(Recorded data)
--
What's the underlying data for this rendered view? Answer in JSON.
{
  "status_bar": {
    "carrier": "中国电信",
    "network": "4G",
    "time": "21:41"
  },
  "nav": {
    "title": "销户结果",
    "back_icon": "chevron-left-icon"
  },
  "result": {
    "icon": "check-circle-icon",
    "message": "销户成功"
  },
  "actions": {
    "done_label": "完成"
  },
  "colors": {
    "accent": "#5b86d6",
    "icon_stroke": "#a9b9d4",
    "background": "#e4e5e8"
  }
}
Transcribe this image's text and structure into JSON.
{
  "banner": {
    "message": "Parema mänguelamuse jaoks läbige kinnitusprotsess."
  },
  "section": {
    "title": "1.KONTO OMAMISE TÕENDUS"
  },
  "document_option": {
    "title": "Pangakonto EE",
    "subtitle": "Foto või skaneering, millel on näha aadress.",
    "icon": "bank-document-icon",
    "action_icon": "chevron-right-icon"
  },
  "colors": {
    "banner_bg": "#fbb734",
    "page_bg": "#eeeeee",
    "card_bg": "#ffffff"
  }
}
--
Using the listing above, please repeat every entry exactly.

What's the underlying data for this rendered view? Answer in JSON.
{
  "status_bar": {
    "carrier": "中国电信",
    "network": "4G",
    "time": "21:41"
  },
  "nav": {
    "title": "销户结果",
    "back_icon": "chevron-left-icon"
  },
  "result": {
    "icon": "check-circle-icon",
    "message": "销户成功"
  },
  "actions": {
    "done_label": "完成"
  },
  "colors": {
    "accent": "#5b86d6",
    "icon_stroke": "#a9b9d4",
    "background": "#e4e5e8"
  }
}
Transcribe this image's text and structure into JSON.
{
  "banner": {
    "message": "Parema mänguelamuse jaoks läbige kinnitusprotsess."
  },
  "section": {
    "title": "1.KONTO OMAMISE TÕENDUS"
  },
  "document_option": {
    "title": "Pangakonto EE",
    "subtitle": "Foto või skaneering, millel on näha aadress.",
    "icon": "bank-document-icon",
    "action_icon": "chevron-right-icon"
  },
  "colors": {
    "banner_bg": "#fbb734",
    "page_bg": "#eeeeee",
    "card_bg": "#ffffff"
  }
}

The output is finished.